What to do: Pick out all lines of the entries that include the word "cdot" and copy them.
-- start Data records --
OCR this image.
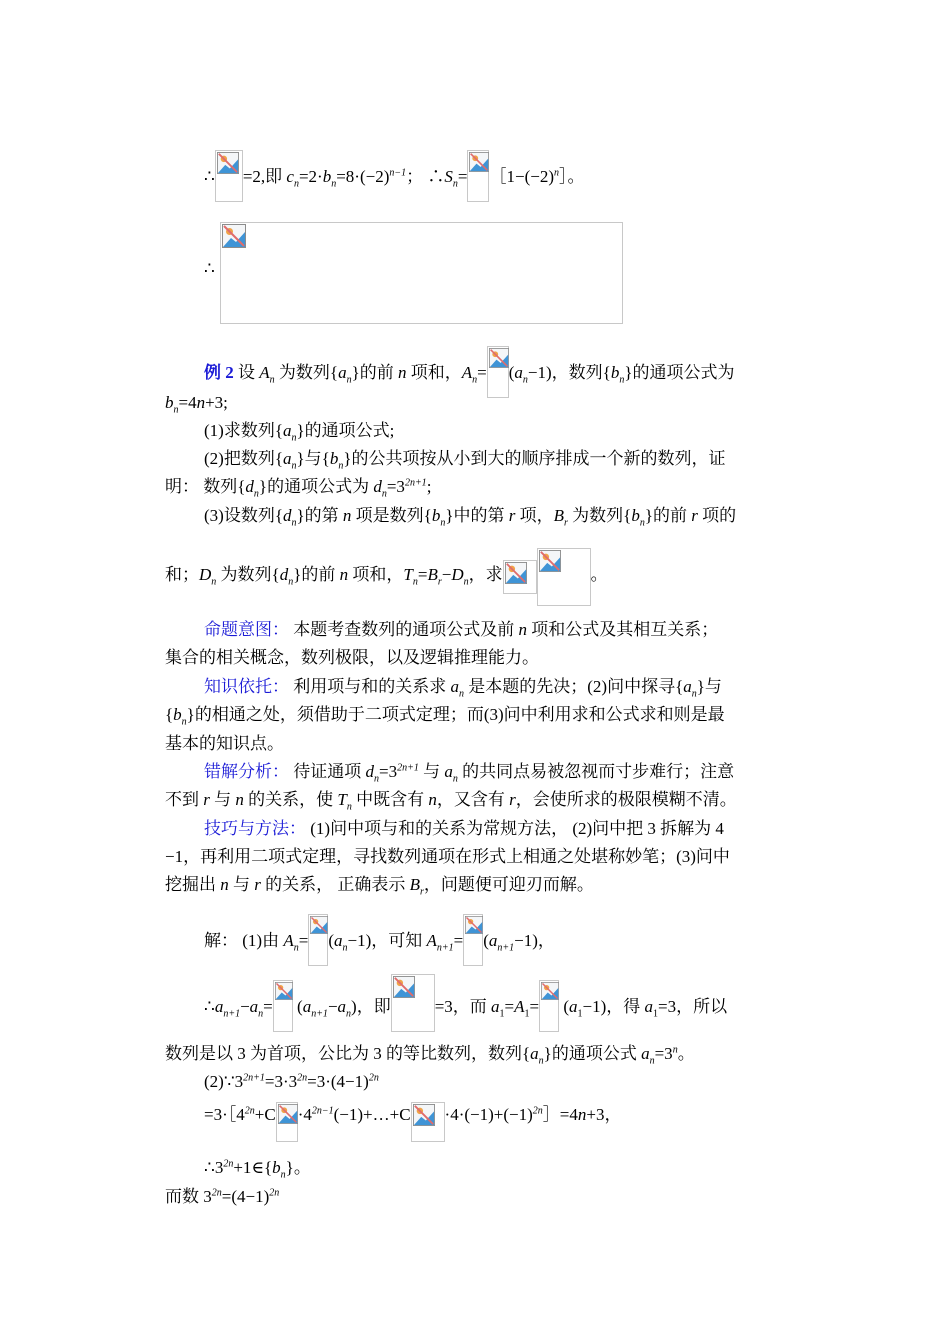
∴ =2,即 $c_n=2\cdot b_n=8\cdot(-2)^{n-1}$； $\therefore S_n=$ $[1-(-2)^n]$。
∴
例 2 设 $A_n$ 为数列$\{a_n\}$的前 n 项和，$A_n= (a_n-1)$，数列$\{b_n\}$的通项公式为
$b_n=4n+3$;
(1)求数列$\{a_n\}$的通项公式;
(2)把数列$\{a_n\}$与$\{b_n\}$的公共项按从小到大的顺序排成一个新的数列，证
明： 数列$\{d_n\}$的通项公式为 $d_n=3^{2n+1}$;
(3)设数列$\{d_n\}$的第 n 项是数列$\{b_n\}$中的第 r 项，$B_r$ 为数列$\{b_n\}$的前 r 项的
和；$D_n$ 为数列$\{d_n\}$的前 n 项和，$T_n=B_r-D_n$，求	。
命题意图： 本题考查数列的通项公式及前 n 项和公式及其相互关系；
集合的相关概念，数列极限，以及逻辑推理能力。
知识依托： 利用项与和的关系求 $a_n$ 是本题的先决；(2)问中探寻$\{a_n\}$与
$\{b_n\}$的相通之处，须借助于二项式定理；而(3)问中利用求和公式求和则是最
基本的知识点。
错解分析： 待证通项 $d_n=3^{2n+1}$ 与 $a_n$ 的共同点易被忽视而寸步难行；注意
不到 r 与 n 的关系，使 $T_n$ 中既含有 n，又含有 r，会使所求的极限模糊不清。
技巧与方法： (1)问中项与和的关系为常规方法， (2)问中把 3 拆解为 4
−1，再利用二项式定理，寻找数列通项在形式上相通之处堪称妙笔；(3)问中
挖掘出 n 与 r 的关系， 正确表示 $B_r$，问题便可迎刃而解。
解： (1)由 $A_n= (a_n-1)$，可知 $A_{n+1}= (a_{n+1}-1)$，
$\therefore a_{n+1}-a_n=$
$(a_{n+1}-a_n)$，即	=3，而 $a_1=A_1=$
$(a_1-1)$，得 $a_1=3$，所以
数列是以 3 为首项，公比为 3 的等比数列，数列$\{a_n\}$的通项公式 $a_n=3^n$。
$(2)\because 3^{2n+1}=3\cdot 3^{2n}=3\cdot(4-1)^{2n}$
$=3\cdot[4^{2n}+C$ $\cdot 4^{2n-1}(-1)+\dots+C$ $\cdot 4\cdot(-1)+(-1)^{2n}]=4n+3$，
$\therefore 3^{2n}+1\in\{b_n\}$。
而数 $3^{2n}=(4-1)^{2n}$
-- end Data records --
Response to this exercise:
∴ =2,即 $c_n=2\cdot b_n=8\cdot(-2)^{n-1}$； $\therefore S_n=$ $[1-(-2)^n]$。
$(2)\because 3^{2n+1}=3\cdot 3^{2n}=3\cdot(4-1)^{2n}$
$=3\cdot[4^{2n}+C$ $\cdot 4^{2n-1}(-1)+\dots+C$ $\cdot 4\cdot(-1)+(-1)^{2n}]=4n+3$，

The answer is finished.